### Short task
Copy out the material below, replacing "message-line" with "text-line" everywhere it occurs and leaving all else unchanged. Leave the picture out.

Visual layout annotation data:

..........

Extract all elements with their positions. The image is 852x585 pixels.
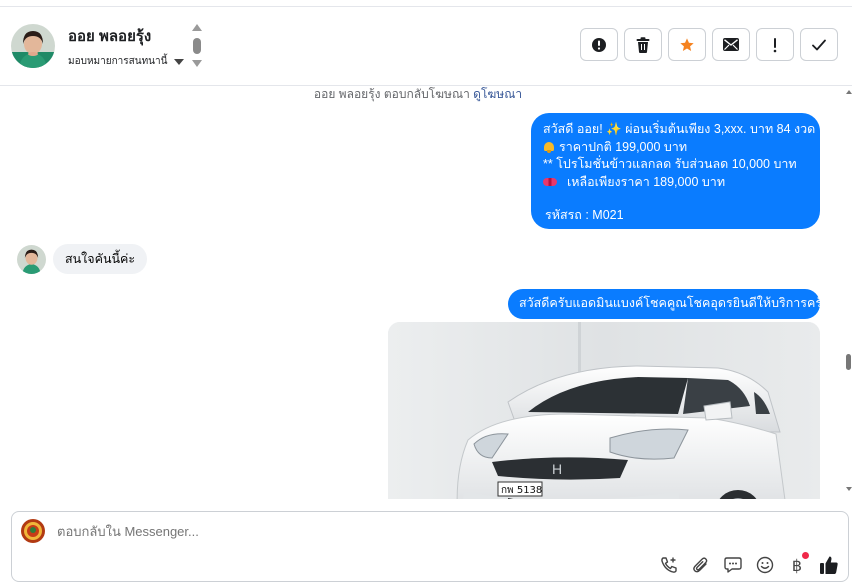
scroll-thumb[interactable]	[193, 38, 201, 54]
alert-circle-icon	[592, 37, 606, 52]
contact-avatar[interactable]	[17, 244, 46, 274]
contact-avatar[interactable]	[11, 24, 55, 68]
license-plate: กพ 5138	[501, 485, 542, 496]
baht-icon[interactable]: ฿	[787, 552, 809, 575]
smiley-icon[interactable]	[755, 555, 775, 575]
thumbs-up-icon[interactable]	[819, 555, 839, 575]
star-button[interactable]	[668, 28, 706, 61]
mark-unread-button[interactable]	[712, 28, 750, 61]
phone-plus-icon[interactable]	[659, 555, 679, 575]
message-line: สวัสดี ออย! ✨ ผ่อนเริ่มต้นเพียง 3,xxx. บ…	[543, 122, 816, 137]
page-avatar	[21, 519, 45, 543]
arrow-up-icon[interactable]	[846, 90, 852, 94]
view-ad-link[interactable]: ดูโฆษณา	[473, 87, 522, 101]
reply-composer: ฿	[11, 511, 849, 582]
composer-tools: ฿	[659, 552, 839, 575]
mark-done-button[interactable]	[800, 28, 838, 61]
message-thread[interactable]: ออย พลอยรุ้ง ตอบกลับโฆษณา ดูโฆษณา สวัสดี…	[0, 87, 852, 499]
paperclip-icon[interactable]	[691, 555, 711, 575]
star-icon	[680, 37, 694, 51]
scroll-thumb[interactable]	[846, 354, 851, 370]
conversation-actions	[580, 28, 838, 61]
message-line: ราคาปกติ 199,000 บาท	[543, 139, 808, 157]
exclamation-icon	[773, 37, 777, 52]
divider	[0, 6, 852, 7]
delete-button[interactable]	[624, 28, 662, 61]
arrow-up-icon[interactable]	[192, 24, 202, 31]
bell-icon	[543, 141, 555, 154]
assign-label: มอบหมายการสนทนานี้	[68, 56, 168, 67]
header-scroll-control[interactable]	[191, 24, 203, 70]
arrow-down-icon[interactable]	[192, 60, 202, 67]
incoming-message-row: สนใจคันนี้ค่ะ	[17, 244, 148, 274]
ad-reply-text: ออย พลอยรุ้ง ตอบกลับโฆษณา	[313, 87, 470, 101]
svg-text:H: H	[552, 461, 562, 477]
arrow-down-icon[interactable]	[846, 487, 852, 491]
chat-bubble-icon[interactable]	[723, 555, 743, 575]
incoming-message[interactable]: สนใจคันนี้ค่ะ	[53, 244, 148, 274]
envelope-icon	[723, 38, 739, 51]
message-line: รหัสรถ : M021	[545, 208, 624, 223]
outgoing-message[interactable]: สวัสดีครับแอดมินแบงค์โชคคูณโชคอุดรยินดีใ…	[508, 289, 830, 319]
caret-down-icon	[174, 58, 185, 65]
thread-scrollbar[interactable]	[845, 86, 852, 499]
message-line: ** โปรโมชั่นข้าวแลกลด รับส่วนลด 10,000 บ…	[543, 157, 797, 172]
assign-conversation-dropdown[interactable]: มอบหมายการสนทนานี้	[68, 54, 185, 69]
contact-name[interactable]: ออย พลอยรุ้ง	[68, 24, 151, 48]
trash-icon	[636, 36, 650, 53]
car-photo[interactable]: H กพ 5138	[388, 322, 820, 499]
reply-input[interactable]	[57, 524, 757, 539]
message-line: เหลือเพียงราคา 189,000 บาท	[543, 174, 808, 192]
ad-reply-notice: ออย พลอยรุ้ง ตอบกลับโฆษณา ดูโฆษณา	[0, 87, 836, 104]
outgoing-message[interactable]: สวัสดี ออย! ✨ ผ่อนเริ่มต้นเพียง 3,xxx. บ…	[531, 113, 820, 229]
report-button[interactable]	[580, 28, 618, 61]
conversation-header: ออย พลอยรุ้ง มอบหมายการสนทนานี้	[0, 0, 852, 86]
follow-up-button[interactable]	[756, 28, 794, 61]
notification-dot	[802, 552, 809, 559]
ribbon-icon	[543, 177, 557, 187]
check-icon	[812, 39, 826, 50]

..........

### Completed exercise
Extract all elements with their positions. The image is 852x585 pixels.
scroll-thumb[interactable]	[193, 38, 201, 54]
alert-circle-icon	[592, 37, 606, 52]
contact-avatar[interactable]	[17, 244, 46, 274]
contact-avatar[interactable]	[11, 24, 55, 68]
license-plate: กพ 5138	[501, 485, 542, 496]
baht-icon[interactable]: ฿	[787, 552, 809, 575]
smiley-icon[interactable]	[755, 555, 775, 575]
thumbs-up-icon[interactable]	[819, 555, 839, 575]
star-button[interactable]	[668, 28, 706, 61]
mark-unread-button[interactable]	[712, 28, 750, 61]
phone-plus-icon[interactable]	[659, 555, 679, 575]
text-line: สวัสดี ออย! ✨ ผ่อนเริ่มต้นเพียง 3,xxx. บ…	[543, 122, 816, 137]
page-avatar	[21, 519, 45, 543]
arrow-up-icon[interactable]	[846, 90, 852, 94]
view-ad-link[interactable]: ดูโฆษณา	[473, 87, 522, 101]
reply-composer: ฿	[11, 511, 849, 582]
composer-tools: ฿	[659, 552, 839, 575]
mark-done-button[interactable]	[800, 28, 838, 61]
message-thread[interactable]: ออย พลอยรุ้ง ตอบกลับโฆษณา ดูโฆษณา สวัสดี…	[0, 87, 852, 499]
paperclip-icon[interactable]	[691, 555, 711, 575]
star-icon	[680, 37, 694, 51]
scroll-thumb[interactable]	[846, 354, 851, 370]
conversation-actions	[580, 28, 838, 61]
text-line: ราคาปกติ 199,000 บาท	[543, 139, 808, 157]
exclamation-icon	[773, 37, 777, 52]
divider	[0, 6, 852, 7]
delete-button[interactable]	[624, 28, 662, 61]
arrow-up-icon[interactable]	[192, 24, 202, 31]
bell-icon	[543, 141, 555, 154]
assign-label: มอบหมายการสนทนานี้	[68, 56, 168, 67]
header-scroll-control[interactable]	[191, 24, 203, 70]
arrow-down-icon[interactable]	[192, 60, 202, 67]
incoming-message-row: สนใจคันนี้ค่ะ	[17, 244, 148, 274]
ad-reply-text: ออย พลอยรุ้ง ตอบกลับโฆษณา	[313, 87, 470, 101]
svg-text:H: H	[552, 461, 562, 477]
arrow-down-icon[interactable]	[846, 487, 852, 491]
chat-bubble-icon[interactable]	[723, 555, 743, 575]
incoming-message[interactable]: สนใจคันนี้ค่ะ	[53, 244, 148, 274]
envelope-icon	[723, 38, 739, 51]
text-line: รหัสรถ : M021	[545, 208, 624, 223]
outgoing-message[interactable]: สวัสดีครับแอดมินแบงค์โชคคูณโชคอุดรยินดีใ…	[508, 289, 830, 319]
caret-down-icon	[174, 58, 185, 65]
thread-scrollbar[interactable]	[845, 86, 852, 499]
text-line: ** โปรโมชั่นข้าวแลกลด รับส่วนลด 10,000 บ…	[543, 157, 797, 172]
assign-conversation-dropdown[interactable]: มอบหมายการสนทนานี้	[68, 54, 185, 69]
contact-name[interactable]: ออย พลอยรุ้ง	[68, 24, 151, 48]
trash-icon	[636, 36, 650, 53]
car-photo[interactable]: H กพ 5138	[388, 322, 820, 499]
reply-input[interactable]	[57, 524, 757, 539]
text-line: เหลือเพียงราคา 189,000 บาท	[543, 174, 808, 192]
ad-reply-notice: ออย พลอยรุ้ง ตอบกลับโฆษณา ดูโฆษณา	[0, 87, 836, 104]
outgoing-message[interactable]: สวัสดี ออย! ✨ ผ่อนเริ่มต้นเพียง 3,xxx. บ…	[531, 113, 820, 229]
report-button[interactable]	[580, 28, 618, 61]
conversation-header: ออย พลอยรุ้ง มอบหมายการสนทนานี้	[0, 0, 852, 86]
follow-up-button[interactable]	[756, 28, 794, 61]
notification-dot	[802, 552, 809, 559]
ribbon-icon	[543, 177, 557, 187]
check-icon	[812, 39, 826, 50]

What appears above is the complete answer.